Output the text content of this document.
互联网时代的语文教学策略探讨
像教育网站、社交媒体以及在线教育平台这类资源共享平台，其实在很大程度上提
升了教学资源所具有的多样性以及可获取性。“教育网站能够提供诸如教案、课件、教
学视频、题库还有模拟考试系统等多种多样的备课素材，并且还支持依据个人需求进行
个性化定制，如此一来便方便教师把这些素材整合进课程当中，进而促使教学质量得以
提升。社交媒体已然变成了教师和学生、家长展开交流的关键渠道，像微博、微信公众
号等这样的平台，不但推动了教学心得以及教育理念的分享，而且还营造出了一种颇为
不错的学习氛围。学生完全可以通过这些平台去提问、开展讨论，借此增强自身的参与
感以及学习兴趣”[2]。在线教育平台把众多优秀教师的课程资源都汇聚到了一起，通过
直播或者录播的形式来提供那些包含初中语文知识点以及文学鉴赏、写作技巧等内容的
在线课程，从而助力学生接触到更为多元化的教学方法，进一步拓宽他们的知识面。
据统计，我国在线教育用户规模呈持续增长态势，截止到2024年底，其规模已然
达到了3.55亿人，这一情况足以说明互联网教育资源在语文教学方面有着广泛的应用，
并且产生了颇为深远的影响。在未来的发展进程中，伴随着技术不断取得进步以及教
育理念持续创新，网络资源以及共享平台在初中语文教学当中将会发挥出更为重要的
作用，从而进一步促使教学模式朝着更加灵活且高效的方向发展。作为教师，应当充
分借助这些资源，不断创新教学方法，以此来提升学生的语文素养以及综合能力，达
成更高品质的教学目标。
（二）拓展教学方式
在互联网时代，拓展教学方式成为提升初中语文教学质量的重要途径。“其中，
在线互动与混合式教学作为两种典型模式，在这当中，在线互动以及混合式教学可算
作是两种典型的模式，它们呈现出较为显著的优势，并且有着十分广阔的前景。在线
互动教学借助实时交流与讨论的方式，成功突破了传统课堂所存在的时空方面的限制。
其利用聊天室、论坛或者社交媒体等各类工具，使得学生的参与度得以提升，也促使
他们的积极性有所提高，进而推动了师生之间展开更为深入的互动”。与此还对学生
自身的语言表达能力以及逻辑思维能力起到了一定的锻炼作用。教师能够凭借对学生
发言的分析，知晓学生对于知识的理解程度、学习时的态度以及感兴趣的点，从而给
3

§ SHORT EXERCISE
Copy out all the entries shown above, character for character.

§ EXERCISE OUTPUT
Output the text content of this document.
互联网时代的语文教学策略探讨
像教育网站、社交媒体以及在线教育平台这类资源共享平台，其实在很大程度上提
升了教学资源所具有的多样性以及可获取性。“教育网站能够提供诸如教案、课件、教
学视频、题库还有模拟考试系统等多种多样的备课素材，并且还支持依据个人需求进行
个性化定制，如此一来便方便教师把这些素材整合进课程当中，进而促使教学质量得以
提升。社交媒体已然变成了教师和学生、家长展开交流的关键渠道，像微博、微信公众
号等这样的平台，不但推动了教学心得以及教育理念的分享，而且还营造出了一种颇为
不错的学习氛围。学生完全可以通过这些平台去提问、开展讨论，借此增强自身的参与
感以及学习兴趣”[2]。在线教育平台把众多优秀教师的课程资源都汇聚到了一起，通过
直播或者录播的形式来提供那些包含初中语文知识点以及文学鉴赏、写作技巧等内容的
在线课程，从而助力学生接触到更为多元化的教学方法，进一步拓宽他们的知识面。
据统计，我国在线教育用户规模呈持续增长态势，截止到2024年底，其规模已然
达到了3.55亿人，这一情况足以说明互联网教育资源在语文教学方面有着广泛的应用，
并且产生了颇为深远的影响。在未来的发展进程中，伴随着技术不断取得进步以及教
育理念持续创新，网络资源以及共享平台在初中语文教学当中将会发挥出更为重要的
作用，从而进一步促使教学模式朝着更加灵活且高效的方向发展。作为教师，应当充
分借助这些资源，不断创新教学方法，以此来提升学生的语文素养以及综合能力，达
成更高品质的教学目标。
（二）拓展教学方式
在互联网时代，拓展教学方式成为提升初中语文教学质量的重要途径。“其中，
在线互动与混合式教学作为两种典型模式，在这当中，在线互动以及混合式教学可算
作是两种典型的模式，它们呈现出较为显著的优势，并且有着十分广阔的前景。在线
互动教学借助实时交流与讨论的方式，成功突破了传统课堂所存在的时空方面的限制。
其利用聊天室、论坛或者社交媒体等各类工具，使得学生的参与度得以提升，也促使
他们的积极性有所提高，进而推动了师生之间展开更为深入的互动”。与此还对学生
自身的语言表达能力以及逻辑思维能力起到了一定的锻炼作用。教师能够凭借对学生
发言的分析，知晓学生对于知识的理解程度、学习时的态度以及感兴趣的点，从而给
3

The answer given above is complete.